Start of SUPPLIED INFORMATION

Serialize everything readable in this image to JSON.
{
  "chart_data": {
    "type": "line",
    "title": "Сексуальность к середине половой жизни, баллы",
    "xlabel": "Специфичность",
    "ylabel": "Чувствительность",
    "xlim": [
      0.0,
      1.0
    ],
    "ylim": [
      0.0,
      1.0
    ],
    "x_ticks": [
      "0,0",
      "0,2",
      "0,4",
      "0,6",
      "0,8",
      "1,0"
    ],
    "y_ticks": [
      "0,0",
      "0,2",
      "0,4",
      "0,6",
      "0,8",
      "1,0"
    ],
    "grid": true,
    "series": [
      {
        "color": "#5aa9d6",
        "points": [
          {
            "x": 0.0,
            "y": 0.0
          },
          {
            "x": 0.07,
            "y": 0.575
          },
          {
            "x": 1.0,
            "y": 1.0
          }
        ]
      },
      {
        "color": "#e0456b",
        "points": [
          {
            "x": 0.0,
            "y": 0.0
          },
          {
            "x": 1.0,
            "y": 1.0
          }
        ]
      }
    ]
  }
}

End of SUPPLIED INFORMATION

PROBLEM STATEMENT: Transcribe every record above exactly as it appears.

TASK ANSWER:
Serialize everything readable in this image to JSON.
{
  "chart_data": {
    "type": "line",
    "title": "Сексуальность к середине половой жизни, баллы",
    "xlabel": "Специфичность",
    "ylabel": "Чувствительность",
    "xlim": [
      0.0,
      1.0
    ],
    "ylim": [
      0.0,
      1.0
    ],
    "x_ticks": [
      "0,0",
      "0,2",
      "0,4",
      "0,6",
      "0,8",
      "1,0"
    ],
    "y_ticks": [
      "0,0",
      "0,2",
      "0,4",
      "0,6",
      "0,8",
      "1,0"
    ],
    "grid": true,
    "series": [
      {
        "color": "#5aa9d6",
        "points": [
          {
            "x": 0.0,
            "y": 0.0
          },
          {
            "x": 0.07,
            "y": 0.575
          },
          {
            "x": 1.0,
            "y": 1.0
          }
        ]
      },
      {
        "color": "#e0456b",
        "points": [
          {
            "x": 0.0,
            "y": 0.0
          },
          {
            "x": 1.0,
            "y": 1.0
          }
        ]
      }
    ]
  }
}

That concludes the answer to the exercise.